**Work required**
Without including any images, repeat the data exactly.

**Dataset entries**
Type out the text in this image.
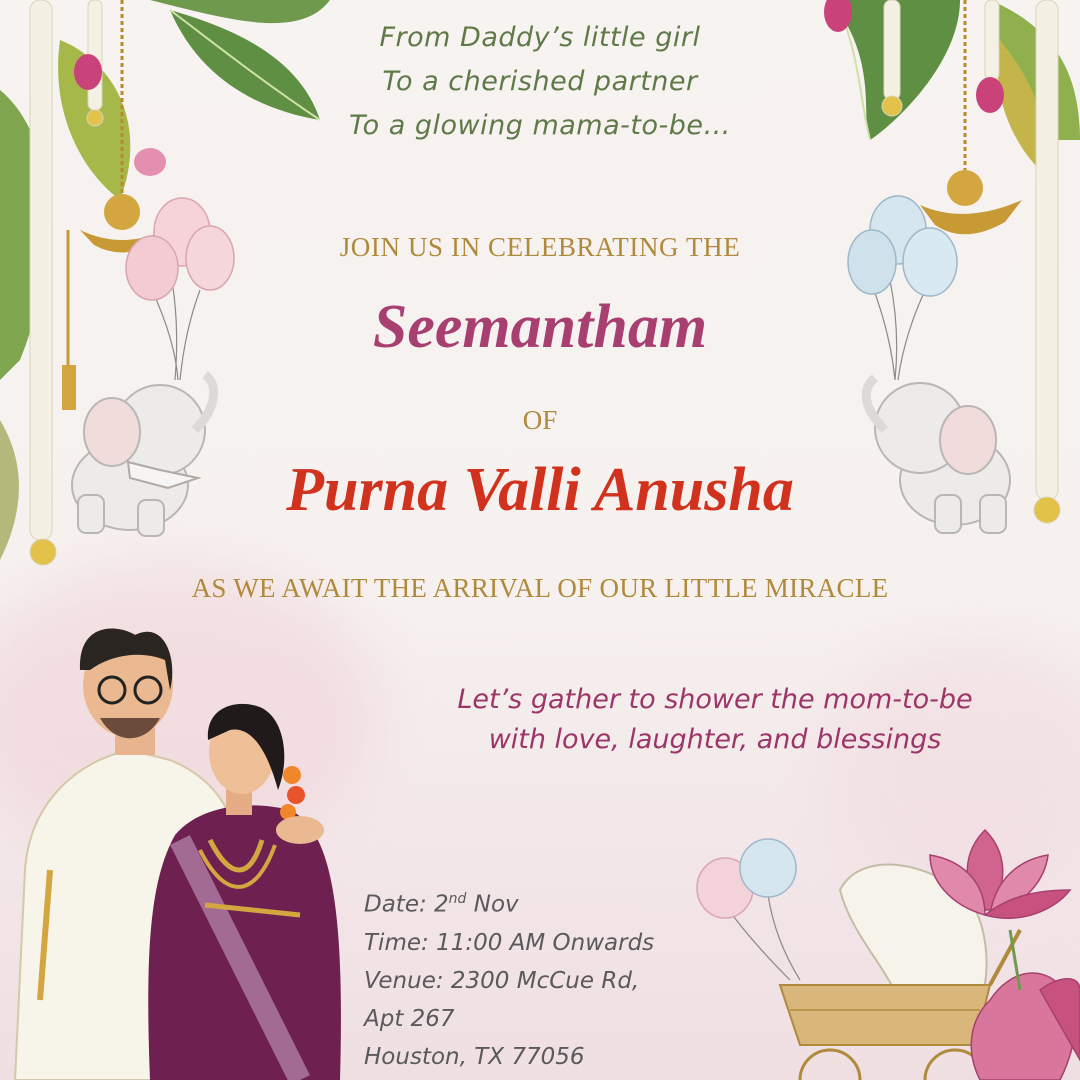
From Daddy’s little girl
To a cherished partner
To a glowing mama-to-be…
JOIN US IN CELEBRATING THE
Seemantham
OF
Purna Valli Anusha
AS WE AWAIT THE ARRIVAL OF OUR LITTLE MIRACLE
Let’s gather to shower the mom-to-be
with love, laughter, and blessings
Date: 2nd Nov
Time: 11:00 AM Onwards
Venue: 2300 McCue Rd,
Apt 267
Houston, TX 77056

**The reply**
Type out the text in this image.
From Daddy’s little girl
To a cherished partner
To a glowing mama-to-be…
JOIN US IN CELEBRATING THE
Seemantham
OF
Purna Valli Anusha
AS WE AWAIT THE ARRIVAL OF OUR LITTLE MIRACLE
Let’s gather to shower the mom-to-be
with love, laughter, and blessings
Date: 2nd Nov
Time: 11:00 AM Onwards
Venue: 2300 McCue Rd,
Apt 267
Houston, TX 77056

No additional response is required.